> [Excerpt provided]:
---

Posted By DANIEL PEARCE, Chatham Daily News
The controversy over whether industrial wind turbines can make people who live near them sick just won’t go away.
Last week, Ontario’s chief medical officer of health declared them safe. Well, not so much safe as not proven dangerous.
“According to the scientific evidence, there isn’t any direct casual link between wind turbine noise and adverse health effects,” Dr. Arlene King announced in a media release.
There’s a lot of wiggle room in that statement.
Somebody standing before a judge could be guilty of a crime they are charged with but is set free because it can’t be proved.
The fact that the turbines could be harmful hasn’t been ruled out. Their harmfulness just can’t be proven.
Rather than toning down the debate going on in Norfolk County about the wind farm in the far southwest corner of the municipality, King’s report is only going to rev it up.
A group of people living in the former Houghton Township area continues to insist the windmills that have gone up in their area over the past few years are making them sick.
It’s easy to dismiss their charges. People become ill, especially as they get older. Headaches? Dizziness? Sleeplessness? These things happen to people all the time.
But if you listen to their stories, something disturbing starts to emerge. Outspoken critic Stephana Johnston insists her problems disappear once she leaves her Lakeshore Road home to sleep in a room she rents in Delhi. Another woman offers a sober, detailed account of the problems she faces: the low level noise from the propeller blades of surrounding turbines, she says, creates vibrations in her house and in her body.
On the surface, it may sound far-fetched, but a Portugese study concluded the phenomenon does happen and is harmful. Vibrations can be set off inside body cavities and soft organs damaged. Their study is referred to in King’s report and dismissed.
“This finding has not been recognized by the international medical and scientific
community,” her report notes. “This research group also hypothesized that a family living near wind turbines will develop vibro-acoustic disease from exposure to low frequency sound, but has not provided evidence to support this.”
Whether or not turbines are a health hazard is an important question for Norfolk County. The province announced recently that another group of turbines are set to go up in the other end of the county east of Port Dover as part of a vast collection of wind and solar farms extending into Haldimand County.
You can say the science doesn’t support that turbines are sickening people. But the anecdotal evidence continues to pile up that they are.
What’s needed is a scientific report stating clearly and unequivocally that wind turbines are not harmful — end of story.
Until then, we should all remain skeptical. And our elected officials should join the other municipalities in Ontario that are calling for a moratorium on the building of any new turbines.
More studies need to be done before we can say for sure they are safe.

---

> [Information]:
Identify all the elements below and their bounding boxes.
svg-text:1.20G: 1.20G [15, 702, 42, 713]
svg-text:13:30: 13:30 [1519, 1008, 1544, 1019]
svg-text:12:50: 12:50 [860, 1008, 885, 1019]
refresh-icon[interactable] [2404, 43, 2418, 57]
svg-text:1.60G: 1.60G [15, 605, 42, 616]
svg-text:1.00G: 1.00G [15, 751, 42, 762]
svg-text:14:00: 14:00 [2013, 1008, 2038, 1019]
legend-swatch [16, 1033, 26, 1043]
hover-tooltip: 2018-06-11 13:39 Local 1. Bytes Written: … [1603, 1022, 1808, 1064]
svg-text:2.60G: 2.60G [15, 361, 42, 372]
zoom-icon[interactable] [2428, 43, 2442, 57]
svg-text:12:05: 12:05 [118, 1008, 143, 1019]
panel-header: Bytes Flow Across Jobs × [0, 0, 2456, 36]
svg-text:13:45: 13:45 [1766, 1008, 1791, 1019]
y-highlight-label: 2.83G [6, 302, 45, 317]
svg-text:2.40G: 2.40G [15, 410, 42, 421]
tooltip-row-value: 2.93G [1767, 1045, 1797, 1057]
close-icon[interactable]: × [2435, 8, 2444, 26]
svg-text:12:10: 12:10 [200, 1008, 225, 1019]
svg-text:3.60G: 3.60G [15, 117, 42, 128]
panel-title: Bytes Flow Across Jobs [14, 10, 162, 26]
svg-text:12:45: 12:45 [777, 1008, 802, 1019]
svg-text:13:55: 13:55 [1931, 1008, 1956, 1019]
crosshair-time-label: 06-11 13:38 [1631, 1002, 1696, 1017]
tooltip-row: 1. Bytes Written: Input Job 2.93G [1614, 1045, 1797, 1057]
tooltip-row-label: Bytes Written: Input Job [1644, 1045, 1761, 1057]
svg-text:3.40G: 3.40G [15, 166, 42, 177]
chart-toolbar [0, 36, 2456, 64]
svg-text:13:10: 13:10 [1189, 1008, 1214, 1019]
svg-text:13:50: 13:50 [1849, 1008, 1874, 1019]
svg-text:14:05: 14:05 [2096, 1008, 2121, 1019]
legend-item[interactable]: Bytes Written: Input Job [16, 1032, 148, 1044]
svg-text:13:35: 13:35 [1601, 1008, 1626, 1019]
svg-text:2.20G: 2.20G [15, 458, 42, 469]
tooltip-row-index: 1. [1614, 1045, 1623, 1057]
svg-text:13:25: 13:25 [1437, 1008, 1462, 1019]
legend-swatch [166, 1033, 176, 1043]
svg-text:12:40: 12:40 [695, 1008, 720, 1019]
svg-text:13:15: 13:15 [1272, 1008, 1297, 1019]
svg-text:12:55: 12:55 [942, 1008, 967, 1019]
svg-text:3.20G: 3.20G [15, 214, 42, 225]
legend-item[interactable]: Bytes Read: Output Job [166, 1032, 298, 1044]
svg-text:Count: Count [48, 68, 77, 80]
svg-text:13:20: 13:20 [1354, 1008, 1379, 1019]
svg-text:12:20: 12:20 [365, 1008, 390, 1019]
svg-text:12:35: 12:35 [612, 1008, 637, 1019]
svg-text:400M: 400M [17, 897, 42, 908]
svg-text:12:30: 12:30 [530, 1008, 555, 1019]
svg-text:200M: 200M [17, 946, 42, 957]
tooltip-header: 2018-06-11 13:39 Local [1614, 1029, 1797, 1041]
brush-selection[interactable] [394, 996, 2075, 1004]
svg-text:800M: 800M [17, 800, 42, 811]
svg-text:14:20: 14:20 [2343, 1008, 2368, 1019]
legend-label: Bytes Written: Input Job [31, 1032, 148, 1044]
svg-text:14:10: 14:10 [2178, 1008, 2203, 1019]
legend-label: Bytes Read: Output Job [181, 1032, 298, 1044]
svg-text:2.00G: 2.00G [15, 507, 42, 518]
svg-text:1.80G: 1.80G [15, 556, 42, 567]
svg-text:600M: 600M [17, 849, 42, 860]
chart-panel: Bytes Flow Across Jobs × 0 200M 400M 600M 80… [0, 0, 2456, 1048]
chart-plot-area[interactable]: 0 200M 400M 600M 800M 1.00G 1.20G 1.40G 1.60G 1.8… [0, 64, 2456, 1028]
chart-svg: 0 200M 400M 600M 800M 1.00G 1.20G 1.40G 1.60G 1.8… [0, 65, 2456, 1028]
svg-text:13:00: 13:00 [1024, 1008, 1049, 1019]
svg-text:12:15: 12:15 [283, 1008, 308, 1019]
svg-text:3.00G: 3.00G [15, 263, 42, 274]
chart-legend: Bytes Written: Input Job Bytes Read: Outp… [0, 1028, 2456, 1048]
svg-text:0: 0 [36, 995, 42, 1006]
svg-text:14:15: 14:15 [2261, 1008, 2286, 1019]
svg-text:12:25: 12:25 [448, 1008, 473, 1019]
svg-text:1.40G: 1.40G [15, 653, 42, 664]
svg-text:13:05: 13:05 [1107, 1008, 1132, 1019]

---

> [Problem 1]:
Write out the portion of the wind turbine column between "The fact that" and "making them sick.", inclusive.
> [Problem 2]:
According to the wind turbine column, in what town does Stephana Johnston rent a room to sleep?
The records have no connection to the wind turbine column.

> [Task result 1]:
The fact that the turbines could be harmful hasn’t been ruled out. Their harmfulness just can’t be proven.
Rather than toning down the debate going on in Norfolk County about the wind farm in the far southwest corner of the municipality, King’s report is only going to rev it up.
A group of people living in the former Houghton Township area continues to insist the windmills that have gone up in their area over the past few years are making them sick.

> [Task result 2]:
Delhi